Show all lines holding the string "title".

EXTRACTED DATA —
═══

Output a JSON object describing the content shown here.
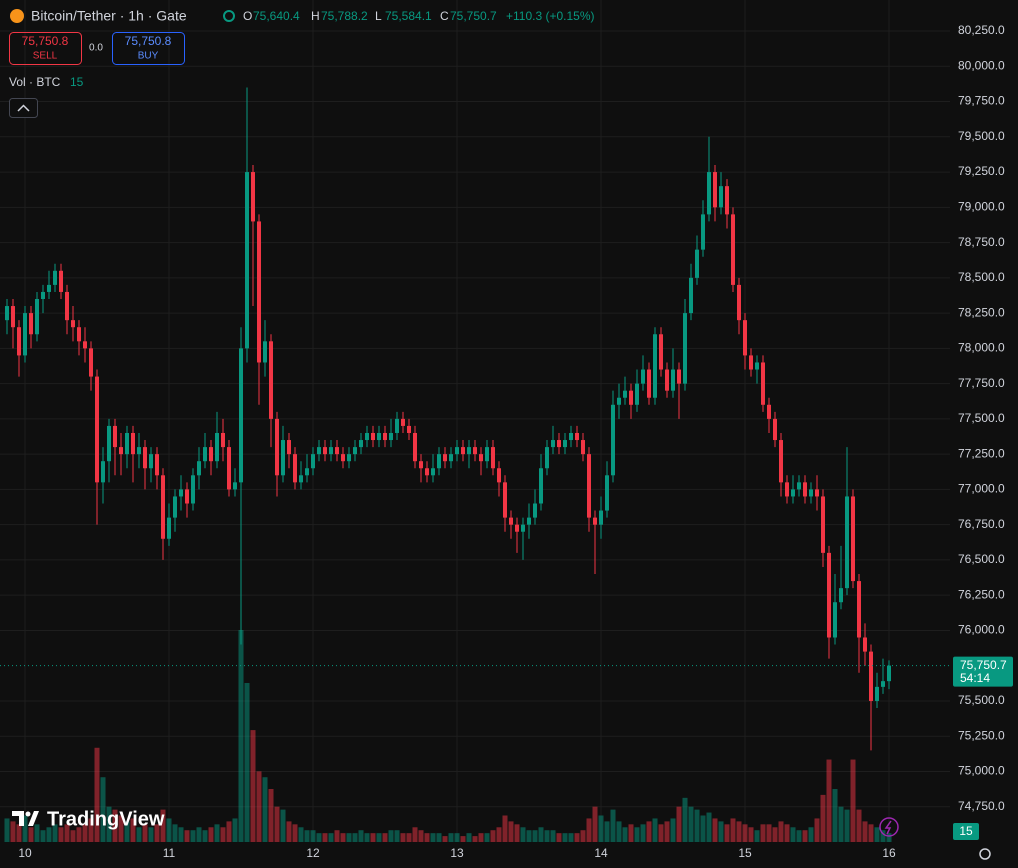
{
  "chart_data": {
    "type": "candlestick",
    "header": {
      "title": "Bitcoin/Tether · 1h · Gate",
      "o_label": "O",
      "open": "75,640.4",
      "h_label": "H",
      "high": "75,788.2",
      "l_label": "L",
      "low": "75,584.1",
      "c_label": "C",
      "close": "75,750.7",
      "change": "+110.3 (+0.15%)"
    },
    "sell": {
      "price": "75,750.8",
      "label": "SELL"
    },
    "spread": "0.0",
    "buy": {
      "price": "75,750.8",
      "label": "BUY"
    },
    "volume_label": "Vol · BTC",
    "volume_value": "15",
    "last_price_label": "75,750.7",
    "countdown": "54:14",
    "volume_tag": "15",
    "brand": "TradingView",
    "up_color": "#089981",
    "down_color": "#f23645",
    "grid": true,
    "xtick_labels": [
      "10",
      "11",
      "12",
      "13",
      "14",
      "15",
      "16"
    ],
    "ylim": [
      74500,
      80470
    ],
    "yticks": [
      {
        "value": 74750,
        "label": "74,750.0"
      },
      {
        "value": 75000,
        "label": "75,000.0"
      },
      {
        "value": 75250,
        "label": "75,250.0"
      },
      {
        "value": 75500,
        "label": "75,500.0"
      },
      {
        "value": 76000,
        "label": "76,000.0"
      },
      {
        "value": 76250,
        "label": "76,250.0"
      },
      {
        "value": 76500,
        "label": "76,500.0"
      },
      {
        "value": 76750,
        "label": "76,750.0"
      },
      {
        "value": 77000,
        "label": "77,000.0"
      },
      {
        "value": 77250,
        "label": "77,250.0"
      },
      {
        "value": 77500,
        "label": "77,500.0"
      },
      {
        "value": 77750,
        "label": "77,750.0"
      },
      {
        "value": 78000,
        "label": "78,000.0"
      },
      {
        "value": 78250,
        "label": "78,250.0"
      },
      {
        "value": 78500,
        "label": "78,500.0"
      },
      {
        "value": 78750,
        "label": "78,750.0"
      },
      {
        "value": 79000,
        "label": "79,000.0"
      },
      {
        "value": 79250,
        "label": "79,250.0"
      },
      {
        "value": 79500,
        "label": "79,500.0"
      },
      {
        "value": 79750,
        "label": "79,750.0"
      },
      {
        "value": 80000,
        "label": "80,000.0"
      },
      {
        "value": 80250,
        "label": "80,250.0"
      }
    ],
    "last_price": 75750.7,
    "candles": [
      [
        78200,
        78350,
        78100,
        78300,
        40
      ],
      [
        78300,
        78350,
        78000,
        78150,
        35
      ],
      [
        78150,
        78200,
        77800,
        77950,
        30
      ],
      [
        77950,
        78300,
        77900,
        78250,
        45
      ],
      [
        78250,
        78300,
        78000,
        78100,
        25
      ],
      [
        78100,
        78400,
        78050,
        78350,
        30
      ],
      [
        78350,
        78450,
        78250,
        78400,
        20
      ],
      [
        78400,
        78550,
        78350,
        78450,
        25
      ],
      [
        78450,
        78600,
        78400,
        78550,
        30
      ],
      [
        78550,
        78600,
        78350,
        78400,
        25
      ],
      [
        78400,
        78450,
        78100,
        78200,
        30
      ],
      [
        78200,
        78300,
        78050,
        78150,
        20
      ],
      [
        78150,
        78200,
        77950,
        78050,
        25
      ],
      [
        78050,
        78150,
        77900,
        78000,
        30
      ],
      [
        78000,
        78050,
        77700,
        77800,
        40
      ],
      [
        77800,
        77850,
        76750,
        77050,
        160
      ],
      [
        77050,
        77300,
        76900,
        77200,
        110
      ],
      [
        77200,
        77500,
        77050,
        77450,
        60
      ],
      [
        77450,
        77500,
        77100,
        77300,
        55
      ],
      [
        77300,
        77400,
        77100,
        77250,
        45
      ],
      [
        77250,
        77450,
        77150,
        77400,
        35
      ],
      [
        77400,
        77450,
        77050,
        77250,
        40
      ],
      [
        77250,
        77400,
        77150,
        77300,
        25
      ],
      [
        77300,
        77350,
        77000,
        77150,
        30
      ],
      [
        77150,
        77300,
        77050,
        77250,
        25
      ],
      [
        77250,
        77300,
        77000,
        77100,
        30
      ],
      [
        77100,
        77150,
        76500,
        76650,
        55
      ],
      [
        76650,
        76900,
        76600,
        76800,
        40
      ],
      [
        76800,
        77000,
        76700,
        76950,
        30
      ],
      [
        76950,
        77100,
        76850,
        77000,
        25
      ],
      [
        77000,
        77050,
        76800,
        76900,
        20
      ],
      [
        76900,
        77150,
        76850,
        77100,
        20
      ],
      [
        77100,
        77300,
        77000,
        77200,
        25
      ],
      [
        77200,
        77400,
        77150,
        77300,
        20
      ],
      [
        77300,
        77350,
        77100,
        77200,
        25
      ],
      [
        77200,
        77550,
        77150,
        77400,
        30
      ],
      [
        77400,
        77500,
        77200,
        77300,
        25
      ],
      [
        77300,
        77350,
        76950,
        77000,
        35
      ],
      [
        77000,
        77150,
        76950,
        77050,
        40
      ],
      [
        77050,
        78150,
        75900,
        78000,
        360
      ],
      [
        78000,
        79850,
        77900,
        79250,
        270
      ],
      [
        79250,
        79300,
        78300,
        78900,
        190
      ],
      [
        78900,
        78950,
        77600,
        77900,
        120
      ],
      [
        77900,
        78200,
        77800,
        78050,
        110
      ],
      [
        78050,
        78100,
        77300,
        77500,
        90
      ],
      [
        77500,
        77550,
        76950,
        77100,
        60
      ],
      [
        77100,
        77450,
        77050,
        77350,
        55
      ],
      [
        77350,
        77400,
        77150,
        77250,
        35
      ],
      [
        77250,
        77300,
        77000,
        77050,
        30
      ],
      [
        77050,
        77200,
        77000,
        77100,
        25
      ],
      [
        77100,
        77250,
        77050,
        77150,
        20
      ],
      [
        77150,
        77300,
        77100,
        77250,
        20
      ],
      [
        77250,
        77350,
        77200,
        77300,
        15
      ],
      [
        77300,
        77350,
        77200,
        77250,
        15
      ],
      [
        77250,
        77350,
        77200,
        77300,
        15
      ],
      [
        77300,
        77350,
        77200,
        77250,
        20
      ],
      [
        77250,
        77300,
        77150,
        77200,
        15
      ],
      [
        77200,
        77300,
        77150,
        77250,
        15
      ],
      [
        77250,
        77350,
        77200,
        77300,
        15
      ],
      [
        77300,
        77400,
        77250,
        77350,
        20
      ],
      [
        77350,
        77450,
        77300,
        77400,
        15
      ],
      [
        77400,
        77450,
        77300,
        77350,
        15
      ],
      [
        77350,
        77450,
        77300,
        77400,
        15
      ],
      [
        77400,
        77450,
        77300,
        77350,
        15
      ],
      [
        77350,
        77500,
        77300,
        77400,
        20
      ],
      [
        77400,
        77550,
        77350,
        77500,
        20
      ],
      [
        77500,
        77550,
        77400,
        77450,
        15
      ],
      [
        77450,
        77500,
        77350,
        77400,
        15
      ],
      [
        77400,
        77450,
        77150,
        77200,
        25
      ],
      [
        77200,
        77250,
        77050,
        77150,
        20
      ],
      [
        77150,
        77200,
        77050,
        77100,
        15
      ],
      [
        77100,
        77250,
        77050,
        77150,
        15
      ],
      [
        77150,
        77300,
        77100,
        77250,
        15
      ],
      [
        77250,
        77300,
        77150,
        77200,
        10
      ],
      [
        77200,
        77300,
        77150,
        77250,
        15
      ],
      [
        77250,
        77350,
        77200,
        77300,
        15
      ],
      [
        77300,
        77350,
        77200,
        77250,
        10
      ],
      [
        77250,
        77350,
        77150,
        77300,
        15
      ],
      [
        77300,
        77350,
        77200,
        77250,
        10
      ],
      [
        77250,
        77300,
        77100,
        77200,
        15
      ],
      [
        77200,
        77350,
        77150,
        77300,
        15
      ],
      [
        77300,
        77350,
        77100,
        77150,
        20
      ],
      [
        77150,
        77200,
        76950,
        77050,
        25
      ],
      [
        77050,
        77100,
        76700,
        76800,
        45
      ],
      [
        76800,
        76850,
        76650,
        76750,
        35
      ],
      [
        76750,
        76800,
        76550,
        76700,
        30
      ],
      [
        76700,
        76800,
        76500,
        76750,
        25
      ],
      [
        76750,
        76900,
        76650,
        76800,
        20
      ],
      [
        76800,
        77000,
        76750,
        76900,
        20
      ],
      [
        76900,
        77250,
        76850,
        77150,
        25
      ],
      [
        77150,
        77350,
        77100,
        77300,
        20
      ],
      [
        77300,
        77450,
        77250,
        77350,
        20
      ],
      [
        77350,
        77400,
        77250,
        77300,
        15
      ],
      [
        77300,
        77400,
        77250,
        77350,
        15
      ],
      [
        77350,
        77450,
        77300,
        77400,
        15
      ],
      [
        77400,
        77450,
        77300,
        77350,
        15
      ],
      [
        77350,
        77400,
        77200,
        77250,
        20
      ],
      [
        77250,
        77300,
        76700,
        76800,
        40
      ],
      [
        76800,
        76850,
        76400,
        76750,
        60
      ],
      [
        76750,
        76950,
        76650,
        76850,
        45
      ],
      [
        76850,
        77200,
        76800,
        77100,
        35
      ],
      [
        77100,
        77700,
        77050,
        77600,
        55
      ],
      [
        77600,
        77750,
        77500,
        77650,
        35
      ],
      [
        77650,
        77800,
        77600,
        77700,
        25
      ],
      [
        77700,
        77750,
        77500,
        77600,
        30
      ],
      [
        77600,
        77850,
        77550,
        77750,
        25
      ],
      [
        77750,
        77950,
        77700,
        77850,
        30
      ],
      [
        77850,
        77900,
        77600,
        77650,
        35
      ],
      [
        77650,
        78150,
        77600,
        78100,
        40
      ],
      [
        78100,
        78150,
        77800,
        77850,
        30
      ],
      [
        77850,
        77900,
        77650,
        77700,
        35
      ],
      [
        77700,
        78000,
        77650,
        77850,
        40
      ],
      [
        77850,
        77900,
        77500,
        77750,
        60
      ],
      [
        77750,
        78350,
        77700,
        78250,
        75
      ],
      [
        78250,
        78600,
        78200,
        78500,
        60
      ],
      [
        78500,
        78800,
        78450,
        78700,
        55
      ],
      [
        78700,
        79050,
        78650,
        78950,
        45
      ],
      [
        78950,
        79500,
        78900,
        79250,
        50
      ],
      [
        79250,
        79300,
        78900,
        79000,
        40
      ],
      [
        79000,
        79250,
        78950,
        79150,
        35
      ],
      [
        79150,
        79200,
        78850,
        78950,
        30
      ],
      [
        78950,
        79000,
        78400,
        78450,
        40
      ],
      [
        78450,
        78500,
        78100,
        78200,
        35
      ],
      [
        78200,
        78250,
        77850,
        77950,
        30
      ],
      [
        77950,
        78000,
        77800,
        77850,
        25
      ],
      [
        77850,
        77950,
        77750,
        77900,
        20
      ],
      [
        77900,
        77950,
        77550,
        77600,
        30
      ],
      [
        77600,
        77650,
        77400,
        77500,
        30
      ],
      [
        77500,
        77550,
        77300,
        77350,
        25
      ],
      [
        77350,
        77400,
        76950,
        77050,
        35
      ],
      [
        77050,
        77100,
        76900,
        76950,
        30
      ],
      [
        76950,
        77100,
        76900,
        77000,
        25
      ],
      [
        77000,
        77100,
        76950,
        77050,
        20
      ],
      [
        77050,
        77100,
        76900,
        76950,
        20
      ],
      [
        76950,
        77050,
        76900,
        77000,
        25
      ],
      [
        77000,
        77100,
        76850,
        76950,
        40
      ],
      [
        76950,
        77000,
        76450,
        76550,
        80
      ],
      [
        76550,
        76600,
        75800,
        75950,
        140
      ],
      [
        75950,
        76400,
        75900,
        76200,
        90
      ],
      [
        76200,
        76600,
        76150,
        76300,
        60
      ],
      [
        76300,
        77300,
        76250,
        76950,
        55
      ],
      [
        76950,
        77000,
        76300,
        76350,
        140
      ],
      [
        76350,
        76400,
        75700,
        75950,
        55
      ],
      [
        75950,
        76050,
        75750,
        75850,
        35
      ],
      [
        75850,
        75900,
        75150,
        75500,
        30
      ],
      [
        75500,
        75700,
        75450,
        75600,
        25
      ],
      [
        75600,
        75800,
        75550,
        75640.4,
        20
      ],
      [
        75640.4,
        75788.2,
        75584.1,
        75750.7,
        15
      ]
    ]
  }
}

═══

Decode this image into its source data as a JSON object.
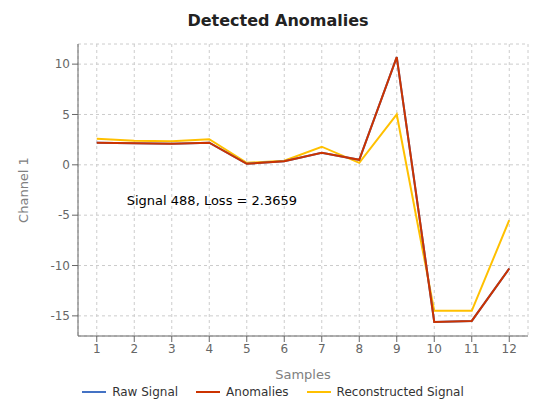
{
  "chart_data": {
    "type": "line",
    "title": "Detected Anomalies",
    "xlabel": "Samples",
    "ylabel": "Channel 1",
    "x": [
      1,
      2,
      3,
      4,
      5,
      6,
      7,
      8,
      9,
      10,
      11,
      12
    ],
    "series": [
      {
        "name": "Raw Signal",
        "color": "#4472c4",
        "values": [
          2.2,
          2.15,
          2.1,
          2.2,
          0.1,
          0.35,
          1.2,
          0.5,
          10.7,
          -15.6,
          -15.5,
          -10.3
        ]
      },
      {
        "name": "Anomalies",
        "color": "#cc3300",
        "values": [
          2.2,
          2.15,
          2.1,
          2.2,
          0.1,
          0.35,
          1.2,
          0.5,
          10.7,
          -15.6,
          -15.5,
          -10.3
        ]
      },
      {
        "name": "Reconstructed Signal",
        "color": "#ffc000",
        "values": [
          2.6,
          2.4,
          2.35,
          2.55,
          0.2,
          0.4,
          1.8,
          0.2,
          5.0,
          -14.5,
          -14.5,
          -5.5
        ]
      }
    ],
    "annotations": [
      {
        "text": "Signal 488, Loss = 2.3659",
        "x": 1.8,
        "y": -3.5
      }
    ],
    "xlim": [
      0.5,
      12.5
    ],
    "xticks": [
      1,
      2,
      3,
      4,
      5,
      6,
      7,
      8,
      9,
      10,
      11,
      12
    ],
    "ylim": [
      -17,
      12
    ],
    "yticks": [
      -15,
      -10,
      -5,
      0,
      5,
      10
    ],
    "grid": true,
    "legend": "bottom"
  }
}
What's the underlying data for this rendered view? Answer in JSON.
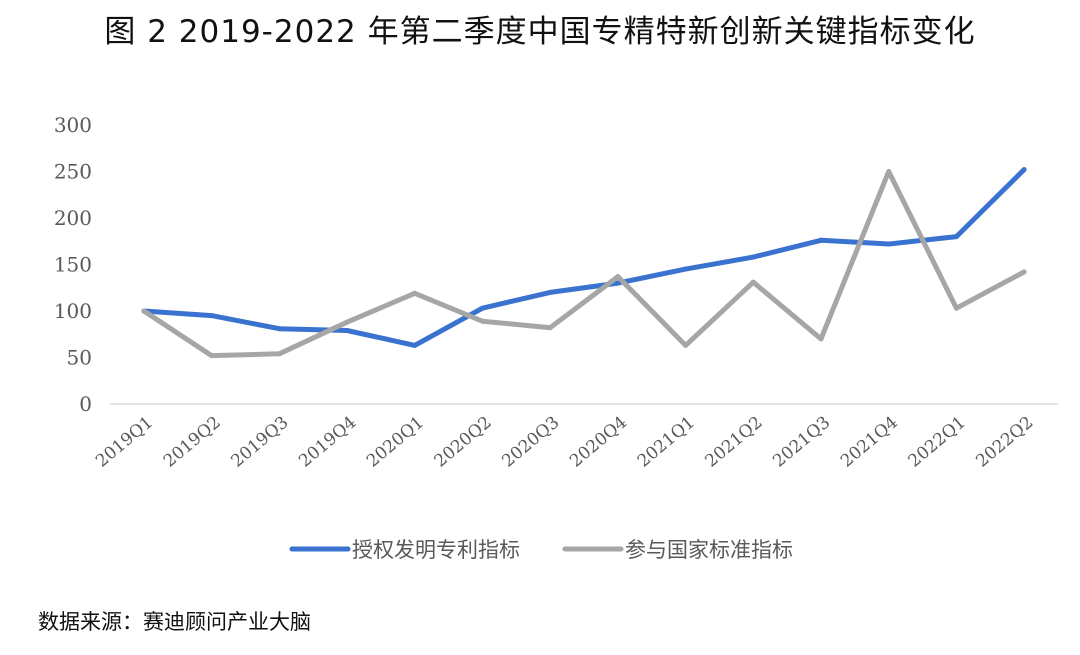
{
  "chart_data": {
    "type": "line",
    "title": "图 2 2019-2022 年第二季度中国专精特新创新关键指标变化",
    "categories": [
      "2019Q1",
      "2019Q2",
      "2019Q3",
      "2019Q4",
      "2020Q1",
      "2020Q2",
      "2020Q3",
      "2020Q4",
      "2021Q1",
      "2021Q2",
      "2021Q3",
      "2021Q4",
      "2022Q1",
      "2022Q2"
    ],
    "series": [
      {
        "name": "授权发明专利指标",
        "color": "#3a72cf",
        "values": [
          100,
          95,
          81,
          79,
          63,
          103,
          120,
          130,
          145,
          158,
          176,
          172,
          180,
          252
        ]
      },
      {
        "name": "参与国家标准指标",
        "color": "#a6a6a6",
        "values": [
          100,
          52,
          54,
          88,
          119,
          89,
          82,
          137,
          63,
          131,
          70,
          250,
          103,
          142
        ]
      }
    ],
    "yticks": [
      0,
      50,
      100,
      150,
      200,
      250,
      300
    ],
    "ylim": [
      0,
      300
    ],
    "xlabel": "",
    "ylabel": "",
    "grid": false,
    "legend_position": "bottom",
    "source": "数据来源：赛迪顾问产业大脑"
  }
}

═══

TASK RESULT —
      "title": "Bitcoin/Tether · 1h · Gate",
    "title": "Detected Anomalies",
    "title": "图 2 2019-2022 年第二季度中国专精特新创新关键指标变化",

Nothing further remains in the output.